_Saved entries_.

>> BEGIN

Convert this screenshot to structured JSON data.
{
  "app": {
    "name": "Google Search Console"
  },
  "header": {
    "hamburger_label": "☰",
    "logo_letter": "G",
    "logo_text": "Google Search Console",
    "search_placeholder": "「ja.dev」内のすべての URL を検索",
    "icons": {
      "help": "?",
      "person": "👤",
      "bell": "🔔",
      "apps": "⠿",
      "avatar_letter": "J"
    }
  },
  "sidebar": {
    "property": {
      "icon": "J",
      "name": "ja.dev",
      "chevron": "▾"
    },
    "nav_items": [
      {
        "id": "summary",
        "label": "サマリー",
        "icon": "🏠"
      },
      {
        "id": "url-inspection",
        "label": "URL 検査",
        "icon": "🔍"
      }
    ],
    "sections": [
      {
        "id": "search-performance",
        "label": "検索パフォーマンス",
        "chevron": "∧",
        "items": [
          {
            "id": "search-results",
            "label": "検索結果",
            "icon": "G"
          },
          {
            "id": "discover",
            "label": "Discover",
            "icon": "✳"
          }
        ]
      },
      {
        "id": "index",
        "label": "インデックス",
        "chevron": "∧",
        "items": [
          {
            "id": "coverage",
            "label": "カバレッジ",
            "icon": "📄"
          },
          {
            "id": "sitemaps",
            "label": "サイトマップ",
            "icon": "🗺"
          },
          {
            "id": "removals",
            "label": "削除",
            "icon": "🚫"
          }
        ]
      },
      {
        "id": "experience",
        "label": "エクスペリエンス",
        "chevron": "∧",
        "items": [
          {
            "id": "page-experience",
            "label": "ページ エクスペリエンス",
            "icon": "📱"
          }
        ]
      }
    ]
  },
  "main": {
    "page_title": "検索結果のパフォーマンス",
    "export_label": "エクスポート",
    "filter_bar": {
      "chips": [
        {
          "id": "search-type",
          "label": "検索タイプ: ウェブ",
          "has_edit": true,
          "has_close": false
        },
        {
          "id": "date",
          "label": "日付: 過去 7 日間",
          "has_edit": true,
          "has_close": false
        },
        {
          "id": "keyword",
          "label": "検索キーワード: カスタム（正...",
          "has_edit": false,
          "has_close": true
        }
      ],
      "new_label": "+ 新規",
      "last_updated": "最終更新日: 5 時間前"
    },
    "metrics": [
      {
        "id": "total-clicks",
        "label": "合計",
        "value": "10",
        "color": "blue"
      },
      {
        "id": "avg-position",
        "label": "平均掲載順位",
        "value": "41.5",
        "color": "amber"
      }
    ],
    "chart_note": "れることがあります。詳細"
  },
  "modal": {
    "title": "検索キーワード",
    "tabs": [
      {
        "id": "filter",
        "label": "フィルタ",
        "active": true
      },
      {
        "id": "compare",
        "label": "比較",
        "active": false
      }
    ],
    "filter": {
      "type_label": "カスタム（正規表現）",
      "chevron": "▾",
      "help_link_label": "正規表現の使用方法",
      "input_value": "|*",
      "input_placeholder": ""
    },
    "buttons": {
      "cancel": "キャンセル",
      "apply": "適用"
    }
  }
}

>> END

_What is required_. Copy each entry exactly, with nothing added or dropped.

_Worked answer_.
Convert this screenshot to structured JSON data.
{
  "app": {
    "name": "Google Search Console"
  },
  "header": {
    "hamburger_label": "☰",
    "logo_letter": "G",
    "logo_text": "Google Search Console",
    "search_placeholder": "「ja.dev」内のすべての URL を検索",
    "icons": {
      "help": "?",
      "person": "👤",
      "bell": "🔔",
      "apps": "⠿",
      "avatar_letter": "J"
    }
  },
  "sidebar": {
    "property": {
      "icon": "J",
      "name": "ja.dev",
      "chevron": "▾"
    },
    "nav_items": [
      {
        "id": "summary",
        "label": "サマリー",
        "icon": "🏠"
      },
      {
        "id": "url-inspection",
        "label": "URL 検査",
        "icon": "🔍"
      }
    ],
    "sections": [
      {
        "id": "search-performance",
        "label": "検索パフォーマンス",
        "chevron": "∧",
        "items": [
          {
            "id": "search-results",
            "label": "検索結果",
            "icon": "G"
          },
          {
            "id": "discover",
            "label": "Discover",
            "icon": "✳"
          }
        ]
      },
      {
        "id": "index",
        "label": "インデックス",
        "chevron": "∧",
        "items": [
          {
            "id": "coverage",
            "label": "カバレッジ",
            "icon": "📄"
          },
          {
            "id": "sitemaps",
            "label": "サイトマップ",
            "icon": "🗺"
          },
          {
            "id": "removals",
            "label": "削除",
            "icon": "🚫"
          }
        ]
      },
      {
        "id": "experience",
        "label": "エクスペリエンス",
        "chevron": "∧",
        "items": [
          {
            "id": "page-experience",
            "label": "ページ エクスペリエンス",
            "icon": "📱"
          }
        ]
      }
    ]
  },
  "main": {
    "page_title": "検索結果のパフォーマンス",
    "export_label": "エクスポート",
    "filter_bar": {
      "chips": [
        {
          "id": "search-type",
          "label": "検索タイプ: ウェブ",
          "has_edit": true,
          "has_close": false
        },
        {
          "id": "date",
          "label": "日付: 過去 7 日間",
          "has_edit": true,
          "has_close": false
        },
        {
          "id": "keyword",
          "label": "検索キーワード: カスタム（正...",
          "has_edit": false,
          "has_close": true
        }
      ],
      "new_label": "+ 新規",
      "last_updated": "最終更新日: 5 時間前"
    },
    "metrics": [
      {
        "id": "total-clicks",
        "label": "合計",
        "value": "10",
        "color": "blue"
      },
      {
        "id": "avg-position",
        "label": "平均掲載順位",
        "value": "41.5",
        "color": "amber"
      }
    ],
    "chart_note": "れることがあります。詳細"
  },
  "modal": {
    "title": "検索キーワード",
    "tabs": [
      {
        "id": "filter",
        "label": "フィルタ",
        "active": true
      },
      {
        "id": "compare",
        "label": "比較",
        "active": false
      }
    ],
    "filter": {
      "type_label": "カスタム（正規表現）",
      "chevron": "▾",
      "help_link_label": "正規表現の使用方法",
      "input_value": "|*",
      "input_placeholder": ""
    },
    "buttons": {
      "cancel": "キャンセル",
      "apply": "適用"
    }
  }
}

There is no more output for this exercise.